What is needed => Copy the listing below verbatim, from its first line through the line containing "bar-blue-segment: 2 [686, 514, 716, 559]".

Records for this task =>
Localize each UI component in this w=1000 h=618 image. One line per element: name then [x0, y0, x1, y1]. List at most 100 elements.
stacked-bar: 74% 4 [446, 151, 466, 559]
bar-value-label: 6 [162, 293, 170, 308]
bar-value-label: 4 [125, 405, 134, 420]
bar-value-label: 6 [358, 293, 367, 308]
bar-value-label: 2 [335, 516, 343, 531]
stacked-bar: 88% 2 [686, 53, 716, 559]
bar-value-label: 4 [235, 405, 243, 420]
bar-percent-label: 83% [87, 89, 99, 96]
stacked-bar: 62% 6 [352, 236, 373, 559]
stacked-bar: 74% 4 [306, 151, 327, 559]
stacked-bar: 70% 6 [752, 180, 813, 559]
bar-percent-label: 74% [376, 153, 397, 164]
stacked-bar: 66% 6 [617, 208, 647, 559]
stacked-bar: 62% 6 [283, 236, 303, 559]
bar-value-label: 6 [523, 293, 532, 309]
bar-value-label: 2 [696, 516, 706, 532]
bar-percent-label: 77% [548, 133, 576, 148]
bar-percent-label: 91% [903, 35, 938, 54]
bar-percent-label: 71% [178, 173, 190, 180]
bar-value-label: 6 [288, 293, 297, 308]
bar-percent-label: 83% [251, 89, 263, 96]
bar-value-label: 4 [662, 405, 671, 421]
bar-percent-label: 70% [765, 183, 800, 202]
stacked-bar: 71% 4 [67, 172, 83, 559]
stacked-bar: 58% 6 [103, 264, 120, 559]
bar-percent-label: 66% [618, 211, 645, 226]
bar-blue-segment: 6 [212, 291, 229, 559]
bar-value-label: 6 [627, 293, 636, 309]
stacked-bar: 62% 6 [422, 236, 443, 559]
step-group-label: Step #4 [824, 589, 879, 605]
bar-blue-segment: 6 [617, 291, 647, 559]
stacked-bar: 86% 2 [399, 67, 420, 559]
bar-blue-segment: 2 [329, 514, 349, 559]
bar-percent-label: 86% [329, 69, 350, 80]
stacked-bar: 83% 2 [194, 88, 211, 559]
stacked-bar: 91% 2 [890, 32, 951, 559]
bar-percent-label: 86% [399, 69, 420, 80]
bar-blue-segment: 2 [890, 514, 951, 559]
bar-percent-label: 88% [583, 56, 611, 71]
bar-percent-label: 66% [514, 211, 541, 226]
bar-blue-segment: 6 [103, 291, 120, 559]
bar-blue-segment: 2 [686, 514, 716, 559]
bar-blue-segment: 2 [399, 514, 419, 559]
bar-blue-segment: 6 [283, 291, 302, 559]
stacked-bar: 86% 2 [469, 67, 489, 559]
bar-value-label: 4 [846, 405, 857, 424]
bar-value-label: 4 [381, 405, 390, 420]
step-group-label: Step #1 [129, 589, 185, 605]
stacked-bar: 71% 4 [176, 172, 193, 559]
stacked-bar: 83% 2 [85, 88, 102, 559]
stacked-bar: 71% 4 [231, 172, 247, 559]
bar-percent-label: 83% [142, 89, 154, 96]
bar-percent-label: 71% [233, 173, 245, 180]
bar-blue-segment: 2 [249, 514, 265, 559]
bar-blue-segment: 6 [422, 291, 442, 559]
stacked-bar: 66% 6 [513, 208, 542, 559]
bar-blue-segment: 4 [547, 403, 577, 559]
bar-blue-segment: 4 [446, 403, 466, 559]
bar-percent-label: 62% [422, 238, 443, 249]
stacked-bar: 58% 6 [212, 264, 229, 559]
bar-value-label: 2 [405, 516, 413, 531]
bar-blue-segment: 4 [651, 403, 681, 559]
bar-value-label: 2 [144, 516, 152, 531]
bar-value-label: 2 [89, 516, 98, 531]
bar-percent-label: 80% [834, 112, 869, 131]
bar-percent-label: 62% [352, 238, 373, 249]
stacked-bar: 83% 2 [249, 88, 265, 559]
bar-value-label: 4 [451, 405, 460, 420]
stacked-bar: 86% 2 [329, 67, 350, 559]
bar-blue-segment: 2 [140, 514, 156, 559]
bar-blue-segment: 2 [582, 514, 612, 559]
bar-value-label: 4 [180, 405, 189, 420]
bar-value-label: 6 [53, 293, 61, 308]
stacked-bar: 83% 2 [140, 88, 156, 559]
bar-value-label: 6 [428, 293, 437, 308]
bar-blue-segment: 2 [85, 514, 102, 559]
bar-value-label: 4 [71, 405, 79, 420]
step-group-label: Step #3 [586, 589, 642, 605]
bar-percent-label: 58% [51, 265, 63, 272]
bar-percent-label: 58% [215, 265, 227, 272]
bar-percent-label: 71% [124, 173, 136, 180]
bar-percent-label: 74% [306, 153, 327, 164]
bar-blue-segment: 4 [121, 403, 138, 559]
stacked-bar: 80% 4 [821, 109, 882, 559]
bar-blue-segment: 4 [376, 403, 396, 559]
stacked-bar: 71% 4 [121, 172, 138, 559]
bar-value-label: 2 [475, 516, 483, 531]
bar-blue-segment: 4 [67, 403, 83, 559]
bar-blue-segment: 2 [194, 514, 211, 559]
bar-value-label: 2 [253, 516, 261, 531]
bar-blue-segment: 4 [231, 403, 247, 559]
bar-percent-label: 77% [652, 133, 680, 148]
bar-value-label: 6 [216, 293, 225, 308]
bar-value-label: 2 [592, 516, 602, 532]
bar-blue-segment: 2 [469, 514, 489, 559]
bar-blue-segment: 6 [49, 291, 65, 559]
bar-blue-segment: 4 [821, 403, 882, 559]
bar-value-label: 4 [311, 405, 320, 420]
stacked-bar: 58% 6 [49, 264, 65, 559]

Output below =>
Localize each UI component in this w=1000 h=618 image. One line per element: name then [x0, y0, x1, y1]. List at most 100 elements.
stacked-bar: 74% 4 [446, 151, 466, 559]
bar-value-label: 6 [162, 293, 170, 308]
bar-value-label: 4 [125, 405, 134, 420]
bar-value-label: 6 [358, 293, 367, 308]
bar-value-label: 2 [335, 516, 343, 531]
stacked-bar: 88% 2 [686, 53, 716, 559]
bar-value-label: 4 [235, 405, 243, 420]
bar-percent-label: 83% [87, 89, 99, 96]
stacked-bar: 62% 6 [352, 236, 373, 559]
stacked-bar: 74% 4 [306, 151, 327, 559]
stacked-bar: 70% 6 [752, 180, 813, 559]
bar-percent-label: 74% [376, 153, 397, 164]
stacked-bar: 66% 6 [617, 208, 647, 559]
stacked-bar: 62% 6 [283, 236, 303, 559]
bar-value-label: 6 [523, 293, 532, 309]
bar-value-label: 2 [696, 516, 706, 532]
bar-percent-label: 77% [548, 133, 576, 148]
bar-percent-label: 91% [903, 35, 938, 54]
bar-percent-label: 71% [178, 173, 190, 180]
bar-value-label: 6 [288, 293, 297, 308]
bar-percent-label: 83% [251, 89, 263, 96]
bar-value-label: 4 [662, 405, 671, 421]
bar-percent-label: 70% [765, 183, 800, 202]
stacked-bar: 71% 4 [67, 172, 83, 559]
stacked-bar: 58% 6 [103, 264, 120, 559]
bar-percent-label: 66% [618, 211, 645, 226]
bar-blue-segment: 6 [212, 291, 229, 559]
bar-value-label: 6 [627, 293, 636, 309]
stacked-bar: 62% 6 [422, 236, 443, 559]
step-group-label: Step #4 [824, 589, 879, 605]
bar-blue-segment: 6 [617, 291, 647, 559]
stacked-bar: 86% 2 [399, 67, 420, 559]
bar-blue-segment: 2 [329, 514, 349, 559]
bar-percent-label: 86% [329, 69, 350, 80]
stacked-bar: 83% 2 [194, 88, 211, 559]
stacked-bar: 91% 2 [890, 32, 951, 559]
bar-percent-label: 86% [399, 69, 420, 80]
bar-blue-segment: 2 [890, 514, 951, 559]
bar-percent-label: 88% [583, 56, 611, 71]
bar-percent-label: 66% [514, 211, 541, 226]
bar-blue-segment: 6 [103, 291, 120, 559]
bar-blue-segment: 2 [686, 514, 716, 559]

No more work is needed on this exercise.